→ STORED DATA
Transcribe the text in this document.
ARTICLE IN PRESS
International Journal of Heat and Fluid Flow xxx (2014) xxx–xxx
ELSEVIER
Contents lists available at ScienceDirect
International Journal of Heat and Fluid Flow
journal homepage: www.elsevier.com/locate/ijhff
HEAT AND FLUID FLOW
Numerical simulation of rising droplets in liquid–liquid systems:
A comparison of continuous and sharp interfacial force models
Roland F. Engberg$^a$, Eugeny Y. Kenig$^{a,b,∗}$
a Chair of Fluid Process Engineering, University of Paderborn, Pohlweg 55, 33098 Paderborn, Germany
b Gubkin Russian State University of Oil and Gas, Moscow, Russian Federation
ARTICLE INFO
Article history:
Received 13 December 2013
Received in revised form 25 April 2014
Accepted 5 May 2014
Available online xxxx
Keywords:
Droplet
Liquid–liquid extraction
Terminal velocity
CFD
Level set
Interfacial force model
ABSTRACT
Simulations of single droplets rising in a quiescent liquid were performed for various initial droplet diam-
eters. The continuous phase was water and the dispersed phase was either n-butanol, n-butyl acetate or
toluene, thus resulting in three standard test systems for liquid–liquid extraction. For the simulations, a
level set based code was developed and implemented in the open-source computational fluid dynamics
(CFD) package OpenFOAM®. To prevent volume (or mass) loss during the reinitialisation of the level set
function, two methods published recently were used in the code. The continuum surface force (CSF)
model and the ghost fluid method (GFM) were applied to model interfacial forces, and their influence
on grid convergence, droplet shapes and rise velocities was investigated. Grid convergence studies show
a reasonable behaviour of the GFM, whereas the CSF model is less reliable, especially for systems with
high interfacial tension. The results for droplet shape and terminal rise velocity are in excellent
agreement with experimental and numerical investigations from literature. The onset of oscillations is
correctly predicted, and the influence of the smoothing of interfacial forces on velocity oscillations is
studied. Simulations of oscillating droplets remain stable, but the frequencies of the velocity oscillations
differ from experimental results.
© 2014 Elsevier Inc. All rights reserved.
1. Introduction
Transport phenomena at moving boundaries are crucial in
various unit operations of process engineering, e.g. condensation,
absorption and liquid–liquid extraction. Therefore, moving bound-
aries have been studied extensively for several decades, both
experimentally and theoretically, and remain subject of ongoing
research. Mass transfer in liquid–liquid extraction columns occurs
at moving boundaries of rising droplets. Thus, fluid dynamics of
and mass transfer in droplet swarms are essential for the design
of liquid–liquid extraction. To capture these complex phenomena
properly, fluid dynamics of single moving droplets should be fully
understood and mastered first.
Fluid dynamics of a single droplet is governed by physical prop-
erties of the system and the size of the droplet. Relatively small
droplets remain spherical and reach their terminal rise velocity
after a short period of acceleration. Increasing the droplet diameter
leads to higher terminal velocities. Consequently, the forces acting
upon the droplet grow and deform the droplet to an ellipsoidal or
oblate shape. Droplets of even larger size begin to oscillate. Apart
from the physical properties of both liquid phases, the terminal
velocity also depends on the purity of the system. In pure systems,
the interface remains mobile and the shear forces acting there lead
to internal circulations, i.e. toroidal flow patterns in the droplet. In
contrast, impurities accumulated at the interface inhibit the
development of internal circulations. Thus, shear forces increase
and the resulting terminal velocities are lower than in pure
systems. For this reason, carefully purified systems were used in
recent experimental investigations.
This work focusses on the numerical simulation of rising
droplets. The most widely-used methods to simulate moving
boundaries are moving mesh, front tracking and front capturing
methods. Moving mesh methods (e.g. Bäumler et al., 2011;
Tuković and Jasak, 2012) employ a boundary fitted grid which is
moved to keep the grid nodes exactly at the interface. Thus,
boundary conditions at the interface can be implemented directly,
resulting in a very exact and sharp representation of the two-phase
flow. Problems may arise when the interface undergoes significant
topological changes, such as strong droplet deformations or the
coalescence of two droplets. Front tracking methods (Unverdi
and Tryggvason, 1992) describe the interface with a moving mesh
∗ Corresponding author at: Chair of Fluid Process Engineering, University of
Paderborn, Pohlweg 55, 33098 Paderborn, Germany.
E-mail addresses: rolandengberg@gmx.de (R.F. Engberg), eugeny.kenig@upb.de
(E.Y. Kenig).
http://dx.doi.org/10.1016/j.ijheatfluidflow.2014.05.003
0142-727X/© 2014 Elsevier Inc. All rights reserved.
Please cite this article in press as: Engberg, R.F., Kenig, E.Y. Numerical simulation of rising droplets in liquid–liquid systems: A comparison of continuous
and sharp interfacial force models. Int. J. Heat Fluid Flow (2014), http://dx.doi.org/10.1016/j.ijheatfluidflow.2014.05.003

→ EXERCISE
Copy out the whole listing exactly as written.

→ EXERCISE SOLUTION
Transcribe the text in this document.
ARTICLE IN PRESS
International Journal of Heat and Fluid Flow xxx (2014) xxx–xxx
ELSEVIER
Contents lists available at ScienceDirect
International Journal of Heat and Fluid Flow
journal homepage: www.elsevier.com/locate/ijhff
HEAT AND FLUID FLOW
Numerical simulation of rising droplets in liquid–liquid systems:
A comparison of continuous and sharp interfacial force models
Roland F. Engberg$^a$, Eugeny Y. Kenig$^{a,b,∗}$
a Chair of Fluid Process Engineering, University of Paderborn, Pohlweg 55, 33098 Paderborn, Germany
b Gubkin Russian State University of Oil and Gas, Moscow, Russian Federation
ARTICLE INFO
Article history:
Received 13 December 2013
Received in revised form 25 April 2014
Accepted 5 May 2014
Available online xxxx
Keywords:
Droplet
Liquid–liquid extraction
Terminal velocity
CFD
Level set
Interfacial force model
ABSTRACT
Simulations of single droplets rising in a quiescent liquid were performed for various initial droplet diam-
eters. The continuous phase was water and the dispersed phase was either n-butanol, n-butyl acetate or
toluene, thus resulting in three standard test systems for liquid–liquid extraction. For the simulations, a
level set based code was developed and implemented in the open-source computational fluid dynamics
(CFD) package OpenFOAM®. To prevent volume (or mass) loss during the reinitialisation of the level set
function, two methods published recently were used in the code. The continuum surface force (CSF)
model and the ghost fluid method (GFM) were applied to model interfacial forces, and their influence
on grid convergence, droplet shapes and rise velocities was investigated. Grid convergence studies show
a reasonable behaviour of the GFM, whereas the CSF model is less reliable, especially for systems with
high interfacial tension. The results for droplet shape and terminal rise velocity are in excellent
agreement with experimental and numerical investigations from literature. The onset of oscillations is
correctly predicted, and the influence of the smoothing of interfacial forces on velocity oscillations is
studied. Simulations of oscillating droplets remain stable, but the frequencies of the velocity oscillations
differ from experimental results.
© 2014 Elsevier Inc. All rights reserved.
1. Introduction
Transport phenomena at moving boundaries are crucial in
various unit operations of process engineering, e.g. condensation,
absorption and liquid–liquid extraction. Therefore, moving bound-
aries have been studied extensively for several decades, both
experimentally and theoretically, and remain subject of ongoing
research. Mass transfer in liquid–liquid extraction columns occurs
at moving boundaries of rising droplets. Thus, fluid dynamics of
and mass transfer in droplet swarms are essential for the design
of liquid–liquid extraction. To capture these complex phenomena
properly, fluid dynamics of single moving droplets should be fully
understood and mastered first.
Fluid dynamics of a single droplet is governed by physical prop-
erties of the system and the size of the droplet. Relatively small
droplets remain spherical and reach their terminal rise velocity
after a short period of acceleration. Increasing the droplet diameter
leads to higher terminal velocities. Consequently, the forces acting
upon the droplet grow and deform the droplet to an ellipsoidal or
oblate shape. Droplets of even larger size begin to oscillate. Apart
from the physical properties of both liquid phases, the terminal
velocity also depends on the purity of the system. In pure systems,
the interface remains mobile and the shear forces acting there lead
to internal circulations, i.e. toroidal flow patterns in the droplet. In
contrast, impurities accumulated at the interface inhibit the
development of internal circulations. Thus, shear forces increase
and the resulting terminal velocities are lower than in pure
systems. For this reason, carefully purified systems were used in
recent experimental investigations.
This work focusses on the numerical simulation of rising
droplets. The most widely-used methods to simulate moving
boundaries are moving mesh, front tracking and front capturing
methods. Moving mesh methods (e.g. Bäumler et al., 2011;
Tuković and Jasak, 2012) employ a boundary fitted grid which is
moved to keep the grid nodes exactly at the interface. Thus,
boundary conditions at the interface can be implemented directly,
resulting in a very exact and sharp representation of the two-phase
flow. Problems may arise when the interface undergoes significant
topological changes, such as strong droplet deformations or the
coalescence of two droplets. Front tracking methods (Unverdi
and Tryggvason, 1992) describe the interface with a moving mesh
∗ Corresponding author at: Chair of Fluid Process Engineering, University of
Paderborn, Pohlweg 55, 33098 Paderborn, Germany.
E-mail addresses: rolandengberg@gmx.de (R.F. Engberg), eugeny.kenig@upb.de
(E.Y. Kenig).
http://dx.doi.org/10.1016/j.ijheatfluidflow.2014.05.003
0142-727X/© 2014 Elsevier Inc. All rights reserved.
Please cite this article in press as: Engberg, R.F., Kenig, E.Y. Numerical simulation of rising droplets in liquid–liquid systems: A comparison of continuous
and sharp interfacial force models. Int. J. Heat Fluid Flow (2014), http://dx.doi.org/10.1016/j.ijheatfluidflow.2014.05.003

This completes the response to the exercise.